Entries taken from a collection
•••
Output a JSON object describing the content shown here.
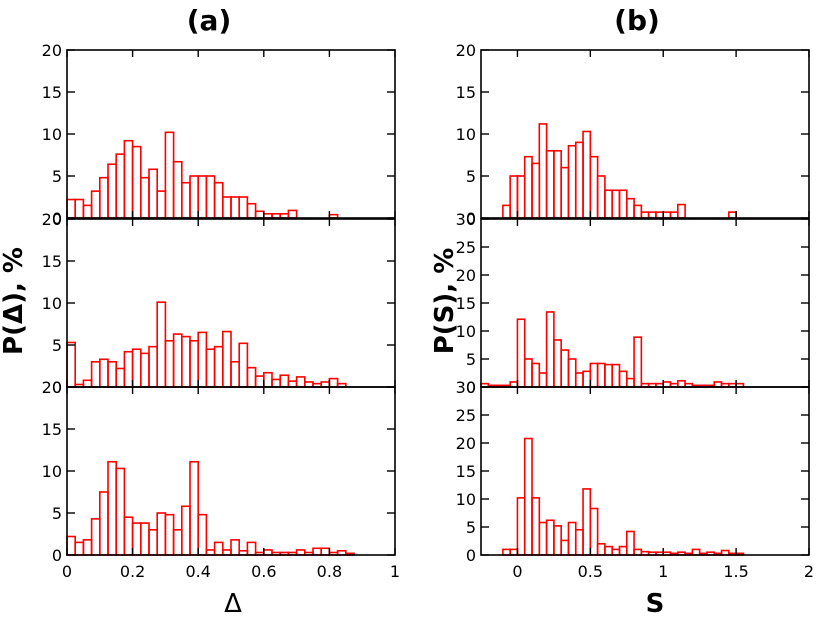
{
  "chart_data": [
    {
      "type": "bar",
      "panel": "(a)",
      "subplots": [
        {
          "x": [
            0.0,
            0.025,
            0.05,
            0.075,
            0.1,
            0.125,
            0.15,
            0.175,
            0.2,
            0.225,
            0.25,
            0.275,
            0.3,
            0.325,
            0.35,
            0.375,
            0.4,
            0.425,
            0.45,
            0.475,
            0.5,
            0.525,
            0.55,
            0.575,
            0.6,
            0.625,
            0.65,
            0.675,
            0.8
          ],
          "values": [
            2.2,
            2.2,
            1.5,
            3.2,
            4.8,
            6.4,
            7.6,
            9.2,
            8.5,
            4.8,
            5.8,
            3.2,
            10.2,
            6.7,
            4.2,
            5.0,
            5.0,
            5.0,
            4.2,
            2.5,
            2.5,
            2.5,
            1.7,
            0.8,
            0.5,
            0.5,
            0.5,
            0.9,
            0.4
          ],
          "ylim": [
            0,
            20
          ],
          "yticks": [
            "0",
            "5",
            "10",
            "15",
            "20"
          ]
        },
        {
          "x": [
            0.0,
            0.025,
            0.05,
            0.075,
            0.1,
            0.125,
            0.15,
            0.175,
            0.2,
            0.225,
            0.25,
            0.275,
            0.3,
            0.325,
            0.35,
            0.375,
            0.4,
            0.425,
            0.45,
            0.475,
            0.5,
            0.525,
            0.55,
            0.575,
            0.6,
            0.625,
            0.65,
            0.675,
            0.7,
            0.725,
            0.75,
            0.775,
            0.8,
            0.825
          ],
          "values": [
            5.3,
            0.3,
            0.8,
            3.0,
            3.3,
            3.0,
            2.2,
            4.2,
            4.5,
            4.0,
            4.8,
            10.1,
            5.5,
            6.3,
            6.0,
            5.5,
            6.5,
            4.5,
            4.8,
            6.6,
            3.0,
            5.2,
            2.3,
            1.3,
            1.7,
            0.9,
            1.4,
            0.7,
            1.2,
            0.6,
            0.4,
            0.6,
            1.0,
            0.4
          ],
          "ylim": [
            0,
            20
          ],
          "yticks": [
            "0",
            "5",
            "10",
            "15",
            "20"
          ]
        },
        {
          "x": [
            0.0,
            0.025,
            0.05,
            0.075,
            0.1,
            0.125,
            0.15,
            0.175,
            0.2,
            0.225,
            0.25,
            0.275,
            0.3,
            0.325,
            0.35,
            0.375,
            0.4,
            0.425,
            0.45,
            0.475,
            0.5,
            0.525,
            0.55,
            0.575,
            0.6,
            0.625,
            0.65,
            0.675,
            0.7,
            0.725,
            0.75,
            0.775,
            0.8,
            0.825,
            0.85
          ],
          "values": [
            2.2,
            1.5,
            1.8,
            4.3,
            7.5,
            11.1,
            10.3,
            4.5,
            3.8,
            3.8,
            3.0,
            5.0,
            4.8,
            3.0,
            5.8,
            11.1,
            4.8,
            0.6,
            1.5,
            0.6,
            1.8,
            0.5,
            1.5,
            0.3,
            0.6,
            0.3,
            0.3,
            0.3,
            0.6,
            0.3,
            0.8,
            0.8,
            0.3,
            0.5,
            0.2
          ],
          "ylim": [
            0,
            20
          ],
          "yticks": [
            "0",
            "5",
            "10",
            "15",
            "20"
          ]
        }
      ],
      "xticks": [
        "0",
        "0.2",
        "0.4",
        "0.6",
        "0.8",
        "1"
      ],
      "xtick_values": [
        0,
        0.2,
        0.4,
        0.6,
        0.8,
        1
      ],
      "xlim": [
        0,
        1
      ],
      "bin_width": 0.025,
      "xlabel": "Δ",
      "ylabel": "P(Δ), %"
    },
    {
      "type": "bar",
      "panel": "(b)",
      "subplots": [
        {
          "x": [
            -0.1,
            -0.05,
            0.0,
            0.05,
            0.1,
            0.15,
            0.2,
            0.25,
            0.3,
            0.35,
            0.4,
            0.45,
            0.5,
            0.55,
            0.6,
            0.65,
            0.7,
            0.75,
            0.8,
            0.85,
            0.9,
            0.95,
            1.0,
            1.05,
            1.1,
            1.45
          ],
          "values": [
            1.5,
            5.0,
            5.0,
            7.3,
            6.5,
            11.2,
            8.0,
            8.0,
            6.0,
            8.6,
            9.0,
            10.3,
            7.3,
            5.0,
            3.3,
            3.3,
            3.3,
            2.3,
            1.5,
            0.7,
            0.7,
            0.7,
            0.7,
            0.7,
            1.6,
            0.7
          ],
          "ylim": [
            0,
            20
          ],
          "yticks": [
            "0",
            "5",
            "10",
            "15",
            "20"
          ]
        },
        {
          "x": [
            -0.25,
            -0.2,
            -0.15,
            -0.1,
            -0.05,
            0.0,
            0.05,
            0.1,
            0.15,
            0.2,
            0.25,
            0.3,
            0.35,
            0.4,
            0.45,
            0.5,
            0.55,
            0.6,
            0.65,
            0.7,
            0.75,
            0.8,
            0.85,
            0.9,
            0.95,
            1.0,
            1.05,
            1.1,
            1.15,
            1.2,
            1.25,
            1.3,
            1.35,
            1.4,
            1.45,
            1.5
          ],
          "values": [
            0.6,
            0.3,
            0.3,
            0.3,
            0.9,
            12.1,
            5.0,
            4.2,
            2.5,
            13.4,
            8.4,
            6.6,
            5.0,
            2.5,
            2.8,
            4.2,
            4.2,
            4.0,
            4.0,
            2.8,
            1.5,
            8.9,
            0.6,
            0.6,
            0.6,
            0.9,
            0.6,
            1.1,
            0.6,
            0.3,
            0.3,
            0.3,
            0.9,
            0.6,
            0.6,
            0.6
          ],
          "ylim": [
            0,
            30
          ],
          "yticks": [
            "0",
            "5",
            "10",
            "15",
            "20",
            "25",
            "30"
          ]
        },
        {
          "x": [
            -0.1,
            -0.05,
            0.0,
            0.05,
            0.1,
            0.15,
            0.2,
            0.25,
            0.3,
            0.35,
            0.4,
            0.45,
            0.5,
            0.55,
            0.6,
            0.65,
            0.7,
            0.75,
            0.8,
            0.85,
            0.9,
            0.95,
            1.0,
            1.05,
            1.1,
            1.15,
            1.2,
            1.25,
            1.3,
            1.35,
            1.4,
            1.45,
            1.5
          ],
          "values": [
            1.0,
            1.0,
            10.2,
            20.8,
            10.2,
            5.8,
            6.2,
            5.2,
            2.6,
            5.8,
            4.5,
            11.8,
            8.3,
            2.0,
            1.5,
            1.0,
            1.5,
            4.2,
            1.0,
            0.6,
            0.5,
            0.5,
            0.5,
            0.3,
            0.5,
            0.3,
            1.0,
            0.3,
            0.5,
            0.3,
            0.8,
            0.3,
            0.3
          ],
          "ylim": [
            0,
            30
          ],
          "yticks": [
            "0",
            "5",
            "10",
            "15",
            "20",
            "25",
            "30"
          ]
        }
      ],
      "xticks": [
        "0",
        "0.5",
        "1",
        "1.5",
        "2"
      ],
      "xtick_values": [
        0,
        0.5,
        1,
        1.5,
        2
      ],
      "xlim": [
        -0.25,
        2
      ],
      "bin_width": 0.05,
      "xlabel": "S",
      "ylabel": "P(S), %"
    }
  ],
  "colors": {
    "bar": "#ff0000",
    "axis": "#000000",
    "background": "#ffffff"
  }
}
•••
EXERCISE
Copy the whole listing above word for word but do not carry over the pictures.

RESULT OF THIS TASK
Output a JSON object describing the content shown here.
{
  "chart_data": [
    {
      "type": "bar",
      "panel": "(a)",
      "subplots": [
        {
          "x": [
            0.0,
            0.025,
            0.05,
            0.075,
            0.1,
            0.125,
            0.15,
            0.175,
            0.2,
            0.225,
            0.25,
            0.275,
            0.3,
            0.325,
            0.35,
            0.375,
            0.4,
            0.425,
            0.45,
            0.475,
            0.5,
            0.525,
            0.55,
            0.575,
            0.6,
            0.625,
            0.65,
            0.675,
            0.8
          ],
          "values": [
            2.2,
            2.2,
            1.5,
            3.2,
            4.8,
            6.4,
            7.6,
            9.2,
            8.5,
            4.8,
            5.8,
            3.2,
            10.2,
            6.7,
            4.2,
            5.0,
            5.0,
            5.0,
            4.2,
            2.5,
            2.5,
            2.5,
            1.7,
            0.8,
            0.5,
            0.5,
            0.5,
            0.9,
            0.4
          ],
          "ylim": [
            0,
            20
          ],
          "yticks": [
            "0",
            "5",
            "10",
            "15",
            "20"
          ]
        },
        {
          "x": [
            0.0,
            0.025,
            0.05,
            0.075,
            0.1,
            0.125,
            0.15,
            0.175,
            0.2,
            0.225,
            0.25,
            0.275,
            0.3,
            0.325,
            0.35,
            0.375,
            0.4,
            0.425,
            0.45,
            0.475,
            0.5,
            0.525,
            0.55,
            0.575,
            0.6,
            0.625,
            0.65,
            0.675,
            0.7,
            0.725,
            0.75,
            0.775,
            0.8,
            0.825
          ],
          "values": [
            5.3,
            0.3,
            0.8,
            3.0,
            3.3,
            3.0,
            2.2,
            4.2,
            4.5,
            4.0,
            4.8,
            10.1,
            5.5,
            6.3,
            6.0,
            5.5,
            6.5,
            4.5,
            4.8,
            6.6,
            3.0,
            5.2,
            2.3,
            1.3,
            1.7,
            0.9,
            1.4,
            0.7,
            1.2,
            0.6,
            0.4,
            0.6,
            1.0,
            0.4
          ],
          "ylim": [
            0,
            20
          ],
          "yticks": [
            "0",
            "5",
            "10",
            "15",
            "20"
          ]
        },
        {
          "x": [
            0.0,
            0.025,
            0.05,
            0.075,
            0.1,
            0.125,
            0.15,
            0.175,
            0.2,
            0.225,
            0.25,
            0.275,
            0.3,
            0.325,
            0.35,
            0.375,
            0.4,
            0.425,
            0.45,
            0.475,
            0.5,
            0.525,
            0.55,
            0.575,
            0.6,
            0.625,
            0.65,
            0.675,
            0.7,
            0.725,
            0.75,
            0.775,
            0.8,
            0.825,
            0.85
          ],
          "values": [
            2.2,
            1.5,
            1.8,
            4.3,
            7.5,
            11.1,
            10.3,
            4.5,
            3.8,
            3.8,
            3.0,
            5.0,
            4.8,
            3.0,
            5.8,
            11.1,
            4.8,
            0.6,
            1.5,
            0.6,
            1.8,
            0.5,
            1.5,
            0.3,
            0.6,
            0.3,
            0.3,
            0.3,
            0.6,
            0.3,
            0.8,
            0.8,
            0.3,
            0.5,
            0.2
          ],
          "ylim": [
            0,
            20
          ],
          "yticks": [
            "0",
            "5",
            "10",
            "15",
            "20"
          ]
        }
      ],
      "xticks": [
        "0",
        "0.2",
        "0.4",
        "0.6",
        "0.8",
        "1"
      ],
      "xtick_values": [
        0,
        0.2,
        0.4,
        0.6,
        0.8,
        1
      ],
      "xlim": [
        0,
        1
      ],
      "bin_width": 0.025,
      "xlabel": "Δ",
      "ylabel": "P(Δ), %"
    },
    {
      "type": "bar",
      "panel": "(b)",
      "subplots": [
        {
          "x": [
            -0.1,
            -0.05,
            0.0,
            0.05,
            0.1,
            0.15,
            0.2,
            0.25,
            0.3,
            0.35,
            0.4,
            0.45,
            0.5,
            0.55,
            0.6,
            0.65,
            0.7,
            0.75,
            0.8,
            0.85,
            0.9,
            0.95,
            1.0,
            1.05,
            1.1,
            1.45
          ],
          "values": [
            1.5,
            5.0,
            5.0,
            7.3,
            6.5,
            11.2,
            8.0,
            8.0,
            6.0,
            8.6,
            9.0,
            10.3,
            7.3,
            5.0,
            3.3,
            3.3,
            3.3,
            2.3,
            1.5,
            0.7,
            0.7,
            0.7,
            0.7,
            0.7,
            1.6,
            0.7
          ],
          "ylim": [
            0,
            20
          ],
          "yticks": [
            "0",
            "5",
            "10",
            "15",
            "20"
          ]
        },
        {
          "x": [
            -0.25,
            -0.2,
            -0.15,
            -0.1,
            -0.05,
            0.0,
            0.05,
            0.1,
            0.15,
            0.2,
            0.25,
            0.3,
            0.35,
            0.4,
            0.45,
            0.5,
            0.55,
            0.6,
            0.65,
            0.7,
            0.75,
            0.8,
            0.85,
            0.9,
            0.95,
            1.0,
            1.05,
            1.1,
            1.15,
            1.2,
            1.25,
            1.3,
            1.35,
            1.4,
            1.45,
            1.5
          ],
          "values": [
            0.6,
            0.3,
            0.3,
            0.3,
            0.9,
            12.1,
            5.0,
            4.2,
            2.5,
            13.4,
            8.4,
            6.6,
            5.0,
            2.5,
            2.8,
            4.2,
            4.2,
            4.0,
            4.0,
            2.8,
            1.5,
            8.9,
            0.6,
            0.6,
            0.6,
            0.9,
            0.6,
            1.1,
            0.6,
            0.3,
            0.3,
            0.3,
            0.9,
            0.6,
            0.6,
            0.6
          ],
          "ylim": [
            0,
            30
          ],
          "yticks": [
            "0",
            "5",
            "10",
            "15",
            "20",
            "25",
            "30"
          ]
        },
        {
          "x": [
            -0.1,
            -0.05,
            0.0,
            0.05,
            0.1,
            0.15,
            0.2,
            0.25,
            0.3,
            0.35,
            0.4,
            0.45,
            0.5,
            0.55,
            0.6,
            0.65,
            0.7,
            0.75,
            0.8,
            0.85,
            0.9,
            0.95,
            1.0,
            1.05,
            1.1,
            1.15,
            1.2,
            1.25,
            1.3,
            1.35,
            1.4,
            1.45,
            1.5
          ],
          "values": [
            1.0,
            1.0,
            10.2,
            20.8,
            10.2,
            5.8,
            6.2,
            5.2,
            2.6,
            5.8,
            4.5,
            11.8,
            8.3,
            2.0,
            1.5,
            1.0,
            1.5,
            4.2,
            1.0,
            0.6,
            0.5,
            0.5,
            0.5,
            0.3,
            0.5,
            0.3,
            1.0,
            0.3,
            0.5,
            0.3,
            0.8,
            0.3,
            0.3
          ],
          "ylim": [
            0,
            30
          ],
          "yticks": [
            "0",
            "5",
            "10",
            "15",
            "20",
            "25",
            "30"
          ]
        }
      ],
      "xticks": [
        "0",
        "0.5",
        "1",
        "1.5",
        "2"
      ],
      "xtick_values": [
        0,
        0.5,
        1,
        1.5,
        2
      ],
      "xlim": [
        -0.25,
        2
      ],
      "bin_width": 0.05,
      "xlabel": "S",
      "ylabel": "P(S), %"
    }
  ],
  "colors": {
    "bar": "#ff0000",
    "axis": "#000000",
    "background": "#ffffff"
  }
}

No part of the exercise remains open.